Write out all the material exactly. Leave nothing out.
--*--
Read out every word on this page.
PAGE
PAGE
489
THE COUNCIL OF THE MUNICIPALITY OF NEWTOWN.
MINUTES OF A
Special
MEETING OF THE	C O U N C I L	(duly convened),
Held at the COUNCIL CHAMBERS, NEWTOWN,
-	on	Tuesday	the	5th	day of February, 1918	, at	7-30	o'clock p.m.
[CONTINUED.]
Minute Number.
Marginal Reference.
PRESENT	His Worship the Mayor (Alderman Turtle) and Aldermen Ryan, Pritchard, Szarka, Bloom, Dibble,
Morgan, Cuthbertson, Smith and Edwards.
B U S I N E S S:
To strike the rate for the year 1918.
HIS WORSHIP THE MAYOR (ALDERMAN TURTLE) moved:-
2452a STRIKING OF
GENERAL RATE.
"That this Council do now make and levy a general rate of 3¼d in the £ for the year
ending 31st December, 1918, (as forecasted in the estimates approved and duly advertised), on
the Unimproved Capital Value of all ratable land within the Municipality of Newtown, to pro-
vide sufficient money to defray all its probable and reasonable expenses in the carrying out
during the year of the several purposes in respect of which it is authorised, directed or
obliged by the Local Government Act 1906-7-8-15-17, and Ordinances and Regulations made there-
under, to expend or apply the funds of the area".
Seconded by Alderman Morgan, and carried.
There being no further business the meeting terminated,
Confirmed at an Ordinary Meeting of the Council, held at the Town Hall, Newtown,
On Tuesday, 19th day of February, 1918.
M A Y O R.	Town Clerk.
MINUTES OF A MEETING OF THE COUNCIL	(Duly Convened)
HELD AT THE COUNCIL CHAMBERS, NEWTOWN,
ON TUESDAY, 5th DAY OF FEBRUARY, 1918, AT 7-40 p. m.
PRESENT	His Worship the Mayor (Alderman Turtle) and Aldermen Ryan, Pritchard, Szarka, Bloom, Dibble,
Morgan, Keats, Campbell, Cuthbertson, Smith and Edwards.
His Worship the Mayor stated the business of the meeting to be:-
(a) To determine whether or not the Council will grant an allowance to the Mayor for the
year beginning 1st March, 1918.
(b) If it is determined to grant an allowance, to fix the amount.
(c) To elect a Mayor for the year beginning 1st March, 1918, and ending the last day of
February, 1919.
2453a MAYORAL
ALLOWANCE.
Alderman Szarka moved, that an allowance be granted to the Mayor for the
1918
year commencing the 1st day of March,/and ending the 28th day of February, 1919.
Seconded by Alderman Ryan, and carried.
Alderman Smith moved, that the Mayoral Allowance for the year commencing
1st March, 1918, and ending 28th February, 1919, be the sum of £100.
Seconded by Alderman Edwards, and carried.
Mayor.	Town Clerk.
--*--
• The response:
Read out every word on this page.
PAGE
PAGE
489
THE COUNCIL OF THE MUNICIPALITY OF NEWTOWN.
MINUTES OF A
Special
MEETING OF THE	C O U N C I L	(duly convened),
Held at the COUNCIL CHAMBERS, NEWTOWN,
-	on	Tuesday	the	5th	day of February, 1918	, at	7-30	o'clock p.m.
[CONTINUED.]
Minute Number.
Marginal Reference.
PRESENT	His Worship the Mayor (Alderman Turtle) and Aldermen Ryan, Pritchard, Szarka, Bloom, Dibble,
Morgan, Cuthbertson, Smith and Edwards.
B U S I N E S S:
To strike the rate for the year 1918.
HIS WORSHIP THE MAYOR (ALDERMAN TURTLE) moved:-
2452a STRIKING OF
GENERAL RATE.
"That this Council do now make and levy a general rate of 3¼d in the £ for the year
ending 31st December, 1918, (as forecasted in the estimates approved and duly advertised), on
the Unimproved Capital Value of all ratable land within the Municipality of Newtown, to pro-
vide sufficient money to defray all its probable and reasonable expenses in the carrying out
during the year of the several purposes in respect of which it is authorised, directed or
obliged by the Local Government Act 1906-7-8-15-17, and Ordinances and Regulations made there-
under, to expend or apply the funds of the area".
Seconded by Alderman Morgan, and carried.
There being no further business the meeting terminated,
Confirmed at an Ordinary Meeting of the Council, held at the Town Hall, Newtown,
On Tuesday, 19th day of February, 1918.
M A Y O R.	Town Clerk.
MINUTES OF A MEETING OF THE COUNCIL	(Duly Convened)
HELD AT THE COUNCIL CHAMBERS, NEWTOWN,
ON TUESDAY, 5th DAY OF FEBRUARY, 1918, AT 7-40 p. m.
PRESENT	His Worship the Mayor (Alderman Turtle) and Aldermen Ryan, Pritchard, Szarka, Bloom, Dibble,
Morgan, Keats, Campbell, Cuthbertson, Smith and Edwards.
His Worship the Mayor stated the business of the meeting to be:-
(a) To determine whether or not the Council will grant an allowance to the Mayor for the
year beginning 1st March, 1918.
(b) If it is determined to grant an allowance, to fix the amount.
(c) To elect a Mayor for the year beginning 1st March, 1918, and ending the last day of
February, 1919.
2453a MAYORAL
ALLOWANCE.
Alderman Szarka moved, that an allowance be granted to the Mayor for the
1918
year commencing the 1st day of March,/and ending the 28th day of February, 1919.
Seconded by Alderman Ryan, and carried.
Alderman Smith moved, that the Mayoral Allowance for the year commencing
1st March, 1918, and ending 28th February, 1919, be the sum of £100.
Seconded by Alderman Edwards, and carried.
Mayor.	Town Clerk.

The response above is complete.